WHAT THE EXERCISE ASKS – Go through the entries and transcribe each one exactly, dropping the pictures.

── INPUT DATA ──

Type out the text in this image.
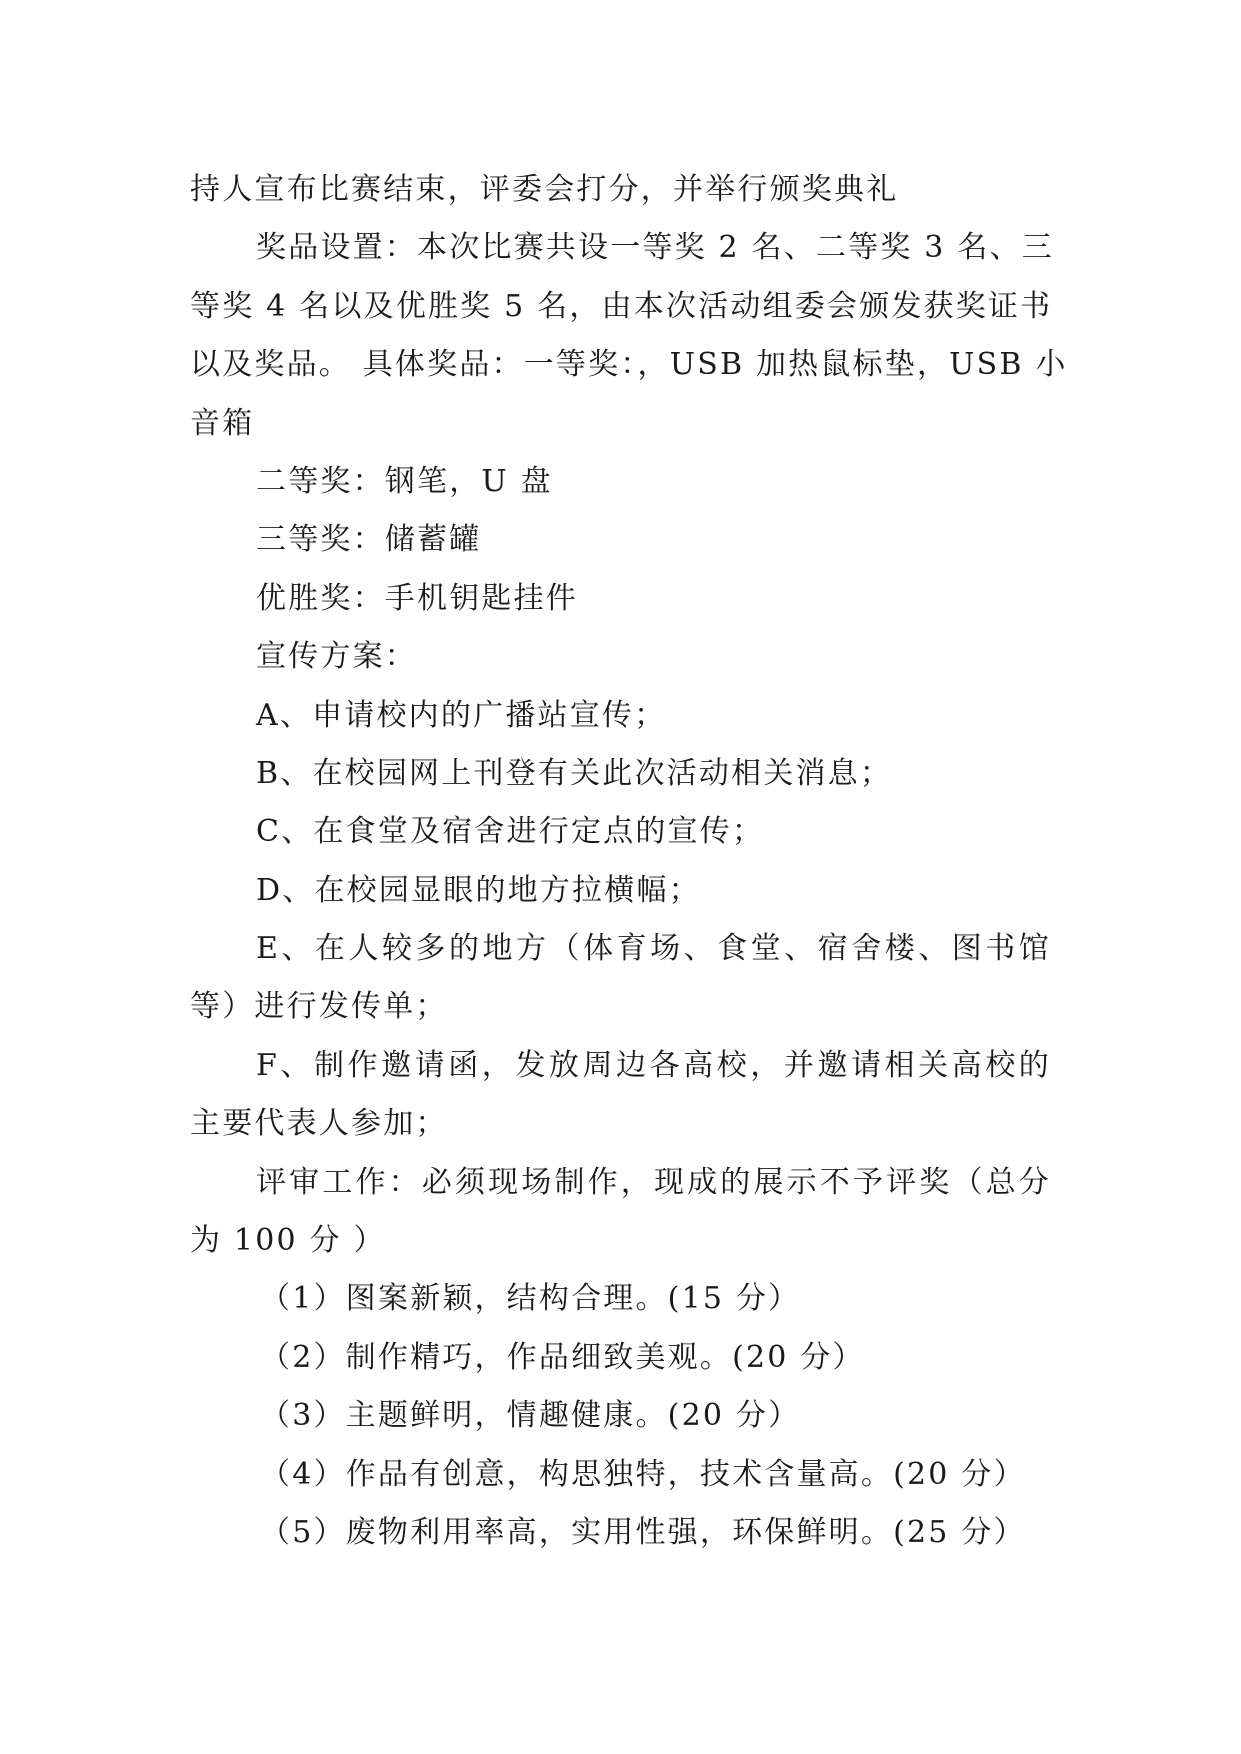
持人宣布比赛结束，评委会打分，并举行颁奖典礼
奖品设置：本次比赛共设一等奖 2 名、二等奖 3 名、三
等奖 4 名以及优胜奖 5 名，由本次活动组委会颁发获奖证书
以及奖品。 具体奖品：一等奖：，USB 加热鼠标垫，USB 小
音箱
二等奖：钢笔，U 盘
三等奖：储蓄罐
优胜奖：手机钥匙挂件
宣传方案：
A、申请校内的广播站宣传；
B、在校园网上刊登有关此次活动相关消息；
C、在食堂及宿舍进行定点的宣传；
D、在校园显眼的地方拉横幅；
E、在人较多的地方（体育场、食堂、宿舍楼、图书馆
等）进行发传单；
F、制作邀请函，发放周边各高校，并邀请相关高校的
主要代表人参加；
评审工作：必须现场制作，现成的展示不予评奖（总分
为 100 分 ）
（1）图案新颖，结构合理。(15 分）
（2）制作精巧，作品细致美观。(20 分）
（3）主题鲜明，情趣健康。(20 分）
（4）作品有创意，构思独特，技术含量高。(20 分）
（5）废物利用率高，实用性强，环保鲜明。(25 分）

───

RESPONSE –
Type out the text in this image.
持人宣布比赛结束，评委会打分，并举行颁奖典礼
奖品设置：本次比赛共设一等奖 2 名、二等奖 3 名、三
等奖 4 名以及优胜奖 5 名，由本次活动组委会颁发获奖证书
以及奖品。 具体奖品：一等奖：，USB 加热鼠标垫，USB 小
音箱
二等奖：钢笔，U 盘
三等奖：储蓄罐
优胜奖：手机钥匙挂件
宣传方案：
A、申请校内的广播站宣传；
B、在校园网上刊登有关此次活动相关消息；
C、在食堂及宿舍进行定点的宣传；
D、在校园显眼的地方拉横幅；
E、在人较多的地方（体育场、食堂、宿舍楼、图书馆
等）进行发传单；
F、制作邀请函，发放周边各高校，并邀请相关高校的
主要代表人参加；
评审工作：必须现场制作，现成的展示不予评奖（总分
为 100 分 ）
（1）图案新颖，结构合理。(15 分）
（2）制作精巧，作品细致美观。(20 分）
（3）主题鲜明，情趣健康。(20 分）
（4）作品有创意，构思独特，技术含量高。(20 分）
（5）废物利用率高，实用性强，环保鲜明。(25 分）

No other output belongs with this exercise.